▼▼▼

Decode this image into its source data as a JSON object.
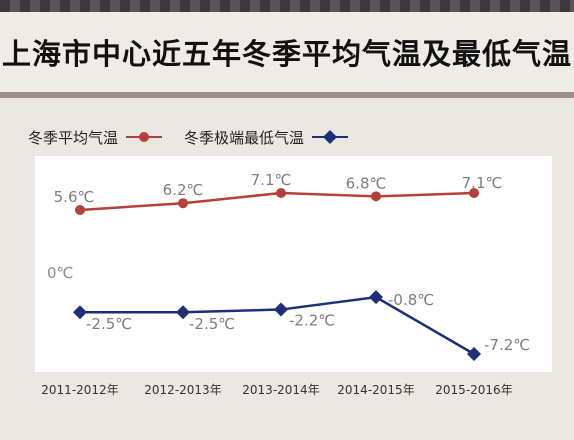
{
  "chart_data": {
    "type": "line",
    "title": "上海市中心近五年冬季平均气温及最低气温",
    "categories": [
      "2011-2012年",
      "2012-2013年",
      "2013-2014年",
      "2014-2015年",
      "2015-2016年"
    ],
    "series": [
      {
        "name": "冬季平均气温",
        "values": [
          5.6,
          6.2,
          7.1,
          6.8,
          7.1
        ],
        "labels": [
          "5.6℃",
          "6.2℃",
          "7.1℃",
          "6.8℃",
          "7.1℃"
        ],
        "color": "#b5403a",
        "marker": "circle"
      },
      {
        "name": "冬季极端最低气温",
        "values": [
          -2.5,
          -2.5,
          -2.2,
          -0.8,
          -7.2
        ],
        "labels": [
          "-2.5℃",
          "-2.5℃",
          "-2.2℃",
          "-0.8℃",
          "-7.2℃"
        ],
        "color": "#1c2f78",
        "marker": "diamond"
      }
    ],
    "reference_label": "0℃",
    "xlabel": "",
    "ylabel": "",
    "grid": false,
    "legend_position": "top-left"
  }
}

▲▲▲

**Problem requirements**
Write out the listing above again, exactly, but with no pictures in the copy.

**Reply to the exercise**
Decode this image into its source data as a JSON object.
{
  "chart_data": {
    "type": "line",
    "title": "上海市中心近五年冬季平均气温及最低气温",
    "categories": [
      "2011-2012年",
      "2012-2013年",
      "2013-2014年",
      "2014-2015年",
      "2015-2016年"
    ],
    "series": [
      {
        "name": "冬季平均气温",
        "values": [
          5.6,
          6.2,
          7.1,
          6.8,
          7.1
        ],
        "labels": [
          "5.6℃",
          "6.2℃",
          "7.1℃",
          "6.8℃",
          "7.1℃"
        ],
        "color": "#b5403a",
        "marker": "circle"
      },
      {
        "name": "冬季极端最低气温",
        "values": [
          -2.5,
          -2.5,
          -2.2,
          -0.8,
          -7.2
        ],
        "labels": [
          "-2.5℃",
          "-2.5℃",
          "-2.2℃",
          "-0.8℃",
          "-7.2℃"
        ],
        "color": "#1c2f78",
        "marker": "diamond"
      }
    ],
    "reference_label": "0℃",
    "xlabel": "",
    "ylabel": "",
    "grid": false,
    "legend_position": "top-left"
  }
}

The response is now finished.